> [What to work on]:
1 – From the article on Nigeria's mining sector, list every product that it names as the precious jewels sold by informal miners to end buyers.
2 – Continue the article on Nigeria's mining sector from the point at which it stops.

═══ Text shown ═══

02 August 2012, Sweetcrude, Abuja – Nigeria is a nation rich in natural resources – both in solid minerals and hydrocarbons: with large reserves of natural gas, petroleum, tin, iron ore, coal, gold, limestone, niobium, lead and zinc. Until the Federal government’s recent promotion drive for foreign investment in its solid mineral sector, the nation derives most of its income from exports of oil and gas resources.
But government’s efforts to increase the GDP through the mining and minerals sector, however, may be seriously undermined by factors including inadequate technology, non-transparency and ineffective regulations guiding activities in the sector. Perhaps, most damaging to the mission to reform the sector is the activity of illegal miners, who are often described as informal or artisanal miners. The challenge posed by activities of illegal miners has remained intractable in spite of the administration’s efforts to streamline their ‘operations’ by encouraging the formation of co-operatives.
In different remote locations in the country could be found this ‘miners’ engaged in one form of mining activity or the other often in collaboration with ‘briefcase investors’ who act as middlemen between the ‘miners’ and the end buyers of the products, which are mostly precious jewels like gold, tourmalines, topaz, sapphire, emerald, amethysts, and others found in different parts of the country. Poor regulation of activities by this category of miners – which number in hundreds of thousands – have effectively ensured that government’s stake in the exploitation of these natural resources is sidelined, and government revenue through taxation and royalties are denied.
Thus, at a recent workshop on the mining regulations in Abuja, many stakeholders expressed amazement that after more than a hundred years of minerals and metal exploitation in several parts of the country, there are no effective regulations or laws to protect the exploitation of minerals which has led to loss of billions in revenue that should have accrued to the Federal government, even as the environment suffers degradation.
A mining expert and Chief Executive Director of Rapids Mineral Resources, Mr. Ben Richards, notes that, “Minerals and metals exploitation is a massive industry, that brings in billions of dollars in revenue for many countries of the world, including Canada, Australia, and even South Africa, where they have effective regulations to guide people’s involvement in the industry. Nigeria is yet to enjoy the huge patronage that its metals and minerals sector deserves because of poor and ineffective regulations.”
He points out that despite efforts in the past few years to streamline mining activities in the country, a lot of things are still in a state of disorderliness, which has not helped the appropriation of revenue from these natural resources for the benefit of the country. “A lot of illegal and informal mining is still carried out in different parts of the country, and government has not acted aggressively to challenge this form of mining activity in the country,” he added.

═══ Source excerpt ═══

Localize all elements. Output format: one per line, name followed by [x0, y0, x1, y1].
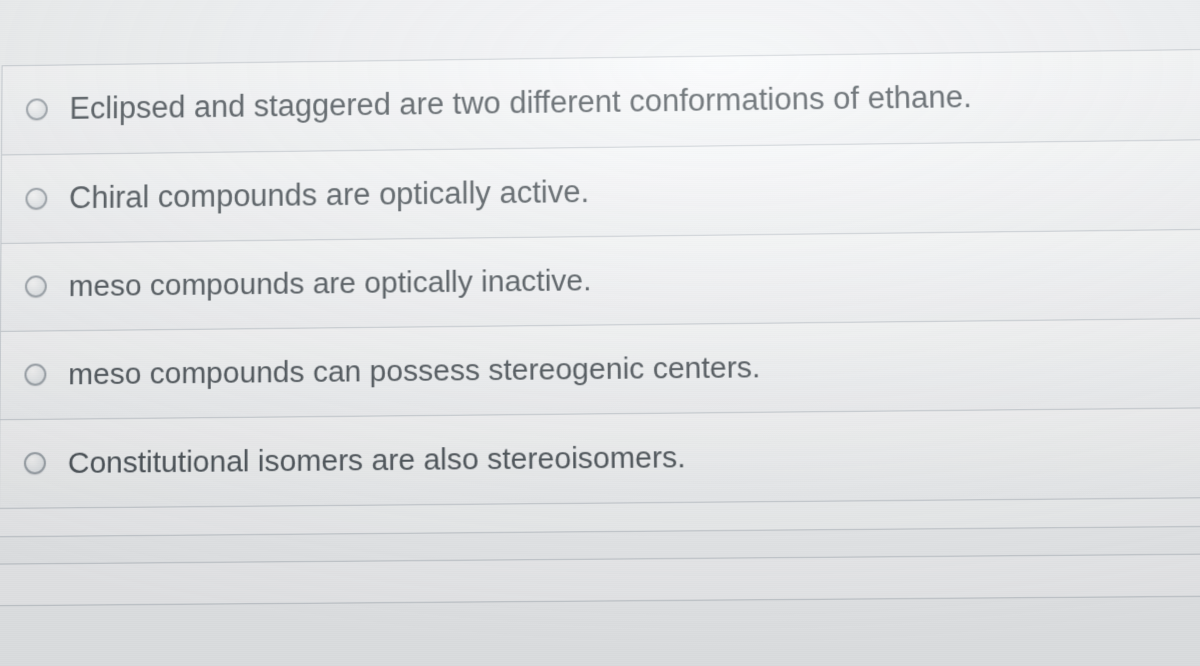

═══

> [Exercise responses]:
1 – gold, tourmalines, topaz, sapphire, emerald, amethysts

2 –
According to him, “the growth of illegal mining, especially in many parts of the North, has gone unchecked. Government has coddled these activities and has sought to re-brand them as informal or artisanal mining, but highly unregulated nature of their operations has not bode well for the collective economy nor for the environment. A case in mind is the outbreak of lead poisoning in some communities in Zamfara state, which is primarily an outcome of unsafe and illegal mining practices adopted by wholly illegal miners in the areas.”
According to Richards, the Zamfara incident, as well as many other unreported mining disasters across the country, could have been avoided if mining in the country was done by ‘professionals’ and corporations.
“The irony of this situation is that villagers in the Niger Delta who go out of their way to steal oil or refine crude, are called thieves and bunkerers, but this is the same exact activity going on with solid minerals and precious stones in several parts of the North that government has turned blind eye to.”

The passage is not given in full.